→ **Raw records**
## begin
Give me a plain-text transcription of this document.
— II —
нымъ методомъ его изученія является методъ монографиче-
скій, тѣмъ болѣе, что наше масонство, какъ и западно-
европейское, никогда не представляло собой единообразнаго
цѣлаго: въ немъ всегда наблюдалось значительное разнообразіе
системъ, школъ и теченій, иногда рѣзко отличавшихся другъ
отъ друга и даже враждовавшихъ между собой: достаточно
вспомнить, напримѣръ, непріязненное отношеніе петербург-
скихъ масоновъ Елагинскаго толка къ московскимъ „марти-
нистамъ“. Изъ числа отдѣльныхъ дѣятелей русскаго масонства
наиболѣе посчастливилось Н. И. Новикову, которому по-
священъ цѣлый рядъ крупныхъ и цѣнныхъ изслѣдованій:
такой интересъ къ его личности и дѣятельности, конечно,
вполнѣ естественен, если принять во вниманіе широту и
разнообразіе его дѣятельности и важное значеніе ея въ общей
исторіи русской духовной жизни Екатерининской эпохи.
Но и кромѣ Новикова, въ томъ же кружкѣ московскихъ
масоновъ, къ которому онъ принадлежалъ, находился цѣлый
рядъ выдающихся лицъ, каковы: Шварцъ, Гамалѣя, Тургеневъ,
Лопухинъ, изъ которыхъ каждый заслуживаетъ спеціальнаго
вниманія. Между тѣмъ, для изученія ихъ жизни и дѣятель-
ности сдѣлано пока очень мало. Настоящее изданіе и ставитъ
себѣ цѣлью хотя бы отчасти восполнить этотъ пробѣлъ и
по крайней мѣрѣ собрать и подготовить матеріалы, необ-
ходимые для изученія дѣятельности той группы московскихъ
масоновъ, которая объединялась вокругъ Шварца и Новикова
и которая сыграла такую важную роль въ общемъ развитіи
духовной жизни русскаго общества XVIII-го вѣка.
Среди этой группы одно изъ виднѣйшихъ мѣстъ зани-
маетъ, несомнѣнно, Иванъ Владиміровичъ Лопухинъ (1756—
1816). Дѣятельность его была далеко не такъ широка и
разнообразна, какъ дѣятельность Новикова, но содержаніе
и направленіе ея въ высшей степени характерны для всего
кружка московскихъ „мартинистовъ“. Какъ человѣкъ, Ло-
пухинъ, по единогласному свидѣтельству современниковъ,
## end
→ **TASK DIRECTIONS**
Say how many lines in the records contain the string "Лопухинъ", and say nothing else.

→ **TASK ANSWER**
2